Data records:
..............................

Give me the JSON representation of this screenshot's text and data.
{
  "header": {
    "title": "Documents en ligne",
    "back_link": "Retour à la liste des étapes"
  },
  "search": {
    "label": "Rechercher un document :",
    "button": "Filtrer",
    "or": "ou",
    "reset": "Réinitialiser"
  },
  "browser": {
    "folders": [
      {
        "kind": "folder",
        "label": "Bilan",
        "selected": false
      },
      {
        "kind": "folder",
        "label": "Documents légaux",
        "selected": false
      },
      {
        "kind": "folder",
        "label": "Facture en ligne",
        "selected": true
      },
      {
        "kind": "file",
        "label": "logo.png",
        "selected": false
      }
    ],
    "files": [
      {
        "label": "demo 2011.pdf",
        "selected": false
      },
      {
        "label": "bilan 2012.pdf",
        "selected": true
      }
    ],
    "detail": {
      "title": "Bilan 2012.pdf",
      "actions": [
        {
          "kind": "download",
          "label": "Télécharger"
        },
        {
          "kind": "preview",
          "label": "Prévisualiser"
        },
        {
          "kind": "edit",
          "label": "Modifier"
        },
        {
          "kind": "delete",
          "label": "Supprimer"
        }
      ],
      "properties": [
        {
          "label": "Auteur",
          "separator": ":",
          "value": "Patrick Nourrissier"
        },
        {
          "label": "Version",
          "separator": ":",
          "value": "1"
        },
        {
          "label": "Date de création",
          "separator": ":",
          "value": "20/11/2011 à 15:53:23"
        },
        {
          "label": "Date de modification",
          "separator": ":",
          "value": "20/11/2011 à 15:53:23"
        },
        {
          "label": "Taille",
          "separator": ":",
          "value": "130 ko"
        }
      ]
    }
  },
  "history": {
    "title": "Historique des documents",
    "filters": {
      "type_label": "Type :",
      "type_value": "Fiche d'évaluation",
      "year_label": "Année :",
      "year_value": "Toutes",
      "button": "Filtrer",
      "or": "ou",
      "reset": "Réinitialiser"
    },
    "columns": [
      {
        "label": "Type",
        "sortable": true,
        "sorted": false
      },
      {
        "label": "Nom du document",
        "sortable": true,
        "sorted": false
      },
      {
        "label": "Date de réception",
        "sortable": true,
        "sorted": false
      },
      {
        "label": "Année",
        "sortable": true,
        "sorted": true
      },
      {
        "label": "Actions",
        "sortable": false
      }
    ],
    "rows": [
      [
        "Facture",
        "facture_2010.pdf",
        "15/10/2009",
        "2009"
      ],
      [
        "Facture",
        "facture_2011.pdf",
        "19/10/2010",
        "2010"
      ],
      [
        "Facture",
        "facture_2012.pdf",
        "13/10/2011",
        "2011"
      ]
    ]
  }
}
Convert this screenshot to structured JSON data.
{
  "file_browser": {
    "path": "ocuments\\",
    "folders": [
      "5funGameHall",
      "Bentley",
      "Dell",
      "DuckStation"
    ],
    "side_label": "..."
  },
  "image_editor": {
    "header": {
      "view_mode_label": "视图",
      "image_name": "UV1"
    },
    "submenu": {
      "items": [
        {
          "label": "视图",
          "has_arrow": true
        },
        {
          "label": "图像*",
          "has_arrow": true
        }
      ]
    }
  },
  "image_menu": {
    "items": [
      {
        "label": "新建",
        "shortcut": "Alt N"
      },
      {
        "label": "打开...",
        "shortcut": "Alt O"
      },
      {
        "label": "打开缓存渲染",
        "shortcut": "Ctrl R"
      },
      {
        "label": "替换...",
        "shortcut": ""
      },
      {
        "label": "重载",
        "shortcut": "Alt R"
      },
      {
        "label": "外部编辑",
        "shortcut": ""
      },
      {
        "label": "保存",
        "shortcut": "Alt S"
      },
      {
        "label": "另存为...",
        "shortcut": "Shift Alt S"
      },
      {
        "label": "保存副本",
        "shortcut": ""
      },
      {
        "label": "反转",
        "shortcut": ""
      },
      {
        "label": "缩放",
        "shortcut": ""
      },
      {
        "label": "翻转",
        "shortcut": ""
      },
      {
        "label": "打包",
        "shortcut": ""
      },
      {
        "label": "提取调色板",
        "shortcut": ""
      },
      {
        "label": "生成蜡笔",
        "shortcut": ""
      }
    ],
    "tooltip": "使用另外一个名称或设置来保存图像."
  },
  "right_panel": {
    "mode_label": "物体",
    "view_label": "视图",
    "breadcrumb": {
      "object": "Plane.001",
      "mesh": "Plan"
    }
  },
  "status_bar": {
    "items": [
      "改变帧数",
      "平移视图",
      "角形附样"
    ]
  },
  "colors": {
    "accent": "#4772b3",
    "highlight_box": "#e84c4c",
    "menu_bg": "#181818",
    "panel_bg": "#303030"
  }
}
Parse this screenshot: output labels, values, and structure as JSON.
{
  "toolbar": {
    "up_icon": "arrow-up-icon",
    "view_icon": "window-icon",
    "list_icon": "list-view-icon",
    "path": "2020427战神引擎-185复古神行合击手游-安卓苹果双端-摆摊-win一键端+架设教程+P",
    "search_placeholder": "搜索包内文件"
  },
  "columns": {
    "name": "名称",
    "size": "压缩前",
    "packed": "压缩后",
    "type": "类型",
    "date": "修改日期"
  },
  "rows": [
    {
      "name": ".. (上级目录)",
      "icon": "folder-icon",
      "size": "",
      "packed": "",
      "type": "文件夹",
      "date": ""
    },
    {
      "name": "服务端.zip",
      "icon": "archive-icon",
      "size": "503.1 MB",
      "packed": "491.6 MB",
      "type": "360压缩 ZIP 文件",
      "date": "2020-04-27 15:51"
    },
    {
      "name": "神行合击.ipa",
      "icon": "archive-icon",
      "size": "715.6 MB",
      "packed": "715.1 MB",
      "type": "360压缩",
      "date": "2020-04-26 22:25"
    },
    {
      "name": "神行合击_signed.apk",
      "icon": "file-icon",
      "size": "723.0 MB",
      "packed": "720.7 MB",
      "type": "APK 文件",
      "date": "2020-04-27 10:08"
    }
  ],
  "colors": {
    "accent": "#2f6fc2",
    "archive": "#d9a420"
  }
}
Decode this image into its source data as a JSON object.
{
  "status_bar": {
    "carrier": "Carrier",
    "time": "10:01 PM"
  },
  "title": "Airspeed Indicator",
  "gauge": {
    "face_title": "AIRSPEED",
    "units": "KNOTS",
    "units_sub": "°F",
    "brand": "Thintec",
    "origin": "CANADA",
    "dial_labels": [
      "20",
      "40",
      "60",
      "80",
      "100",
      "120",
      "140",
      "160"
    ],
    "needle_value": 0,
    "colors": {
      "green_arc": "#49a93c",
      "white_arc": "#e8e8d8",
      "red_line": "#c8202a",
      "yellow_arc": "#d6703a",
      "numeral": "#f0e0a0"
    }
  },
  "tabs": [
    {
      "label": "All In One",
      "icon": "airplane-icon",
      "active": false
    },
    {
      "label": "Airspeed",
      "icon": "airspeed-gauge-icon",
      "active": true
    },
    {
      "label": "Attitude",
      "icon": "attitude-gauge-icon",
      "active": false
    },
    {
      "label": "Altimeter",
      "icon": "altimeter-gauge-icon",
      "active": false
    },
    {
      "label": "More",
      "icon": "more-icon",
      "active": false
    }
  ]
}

..............................

Copy every record exactly as presented.

:: CORRECT RESPONSE ::
Give me the JSON representation of this screenshot's text and data.
{
  "header": {
    "title": "Documents en ligne",
    "back_link": "Retour à la liste des étapes"
  },
  "search": {
    "label": "Rechercher un document :",
    "button": "Filtrer",
    "or": "ou",
    "reset": "Réinitialiser"
  },
  "browser": {
    "folders": [
      {
        "kind": "folder",
        "label": "Bilan",
        "selected": false
      },
      {
        "kind": "folder",
        "label": "Documents légaux",
        "selected": false
      },
      {
        "kind": "folder",
        "label": "Facture en ligne",
        "selected": true
      },
      {
        "kind": "file",
        "label": "logo.png",
        "selected": false
      }
    ],
    "files": [
      {
        "label": "demo 2011.pdf",
        "selected": false
      },
      {
        "label": "bilan 2012.pdf",
        "selected": true
      }
    ],
    "detail": {
      "title": "Bilan 2012.pdf",
      "actions": [
        {
          "kind": "download",
          "label": "Télécharger"
        },
        {
          "kind": "preview",
          "label": "Prévisualiser"
        },
        {
          "kind": "edit",
          "label": "Modifier"
        },
        {
          "kind": "delete",
          "label": "Supprimer"
        }
      ],
      "properties": [
        {
          "label": "Auteur",
          "separator": ":",
          "value": "Patrick Nourrissier"
        },
        {
          "label": "Version",
          "separator": ":",
          "value": "1"
        },
        {
          "label": "Date de création",
          "separator": ":",
          "value": "20/11/2011 à 15:53:23"
        },
        {
          "label": "Date de modification",
          "separator": ":",
          "value": "20/11/2011 à 15:53:23"
        },
        {
          "label": "Taille",
          "separator": ":",
          "value": "130 ko"
        }
      ]
    }
  },
  "history": {
    "title": "Historique des documents",
    "filters": {
      "type_label": "Type :",
      "type_value": "Fiche d'évaluation",
      "year_label": "Année :",
      "year_value": "Toutes",
      "button": "Filtrer",
      "or": "ou",
      "reset": "Réinitialiser"
    },
    "columns": [
      {
        "label": "Type",
        "sortable": true,
        "sorted": false
      },
      {
        "label": "Nom du document",
        "sortable": true,
        "sorted": false
      },
      {
        "label": "Date de réception",
        "sortable": true,
        "sorted": false
      },
      {
        "label": "Année",
        "sortable": true,
        "sorted": true
      },
      {
        "label": "Actions",
        "sortable": false
      }
    ],
    "rows": [
      [
        "Facture",
        "facture_2010.pdf",
        "15/10/2009",
        "2009"
      ],
      [
        "Facture",
        "facture_2011.pdf",
        "19/10/2010",
        "2010"
      ],
      [
        "Facture",
        "facture_2012.pdf",
        "13/10/2011",
        "2011"
      ]
    ]
  }
}
Convert this screenshot to structured JSON data.
{
  "file_browser": {
    "path": "ocuments\\",
    "folders": [
      "5funGameHall",
      "Bentley",
      "Dell",
      "DuckStation"
    ],
    "side_label": "..."
  },
  "image_editor": {
    "header": {
      "view_mode_label": "视图",
      "image_name": "UV1"
    },
    "submenu": {
      "items": [
        {
          "label": "视图",
          "has_arrow": true
        },
        {
          "label": "图像*",
          "has_arrow": true
        }
      ]
    }
  },
  "image_menu": {
    "items": [
      {
        "label": "新建",
        "shortcut": "Alt N"
      },
      {
        "label": "打开...",
        "shortcut": "Alt O"
      },
      {
        "label": "打开缓存渲染",
        "shortcut": "Ctrl R"
      },
      {
        "label": "替换...",
        "shortcut": ""
      },
      {
        "label": "重载",
        "shortcut": "Alt R"
      },
      {
        "label": "外部编辑",
        "shortcut": ""
      },
      {
        "label": "保存",
        "shortcut": "Alt S"
      },
      {
        "label": "另存为...",
        "shortcut": "Shift Alt S"
      },
      {
        "label": "保存副本",
        "shortcut": ""
      },
      {
        "label": "反转",
        "shortcut": ""
      },
      {
        "label": "缩放",
        "shortcut": ""
      },
      {
        "label": "翻转",
        "shortcut": ""
      },
      {
        "label": "打包",
        "shortcut": ""
      },
      {
        "label": "提取调色板",
        "shortcut": ""
      },
      {
        "label": "生成蜡笔",
        "shortcut": ""
      }
    ],
    "tooltip": "使用另外一个名称或设置来保存图像."
  },
  "right_panel": {
    "mode_label": "物体",
    "view_label": "视图",
    "breadcrumb": {
      "object": "Plane.001",
      "mesh": "Plan"
    }
  },
  "status_bar": {
    "items": [
      "改变帧数",
      "平移视图",
      "角形附样"
    ]
  },
  "colors": {
    "accent": "#4772b3",
    "highlight_box": "#e84c4c",
    "menu_bg": "#181818",
    "panel_bg": "#303030"
  }
}
Parse this screenshot: output labels, values, and structure as JSON.
{
  "toolbar": {
    "up_icon": "arrow-up-icon",
    "view_icon": "window-icon",
    "list_icon": "list-view-icon",
    "path": "2020427战神引擎-185复古神行合击手游-安卓苹果双端-摆摊-win一键端+架设教程+P",
    "search_placeholder": "搜索包内文件"
  },
  "columns": {
    "name": "名称",
    "size": "压缩前",
    "packed": "压缩后",
    "type": "类型",
    "date": "修改日期"
  },
  "rows": [
    {
      "name": ".. (上级目录)",
      "icon": "folder-icon",
      "size": "",
      "packed": "",
      "type": "文件夹",
      "date": ""
    },
    {
      "name": "服务端.zip",
      "icon": "archive-icon",
      "size": "503.1 MB",
      "packed": "491.6 MB",
      "type": "360压缩 ZIP 文件",
      "date": "2020-04-27 15:51"
    },
    {
      "name": "神行合击.ipa",
      "icon": "archive-icon",
      "size": "715.6 MB",
      "packed": "715.1 MB",
      "type": "360压缩",
      "date": "2020-04-26 22:25"
    },
    {
      "name": "神行合击_signed.apk",
      "icon": "file-icon",
      "size": "723.0 MB",
      "packed": "720.7 MB",
      "type": "APK 文件",
      "date": "2020-04-27 10:08"
    }
  ],
  "colors": {
    "accent": "#2f6fc2",
    "archive": "#d9a420"
  }
}
Decode this image into its source data as a JSON object.
{
  "status_bar": {
    "carrier": "Carrier",
    "time": "10:01 PM"
  },
  "title": "Airspeed Indicator",
  "gauge": {
    "face_title": "AIRSPEED",
    "units": "KNOTS",
    "units_sub": "°F",
    "brand": "Thintec",
    "origin": "CANADA",
    "dial_labels": [
      "20",
      "40",
      "60",
      "80",
      "100",
      "120",
      "140",
      "160"
    ],
    "needle_value": 0,
    "colors": {
      "green_arc": "#49a93c",
      "white_arc": "#e8e8d8",
      "red_line": "#c8202a",
      "yellow_arc": "#d6703a",
      "numeral": "#f0e0a0"
    }
  },
  "tabs": [
    {
      "label": "All In One",
      "icon": "airplane-icon",
      "active": false
    },
    {
      "label": "Airspeed",
      "icon": "airspeed-gauge-icon",
      "active": true
    },
    {
      "label": "Attitude",
      "icon": "attitude-gauge-icon",
      "active": false
    },
    {
      "label": "Altimeter",
      "icon": "altimeter-gauge-icon",
      "active": false
    },
    {
      "label": "More",
      "icon": "more-icon",
      "active": false
    }
  ]
}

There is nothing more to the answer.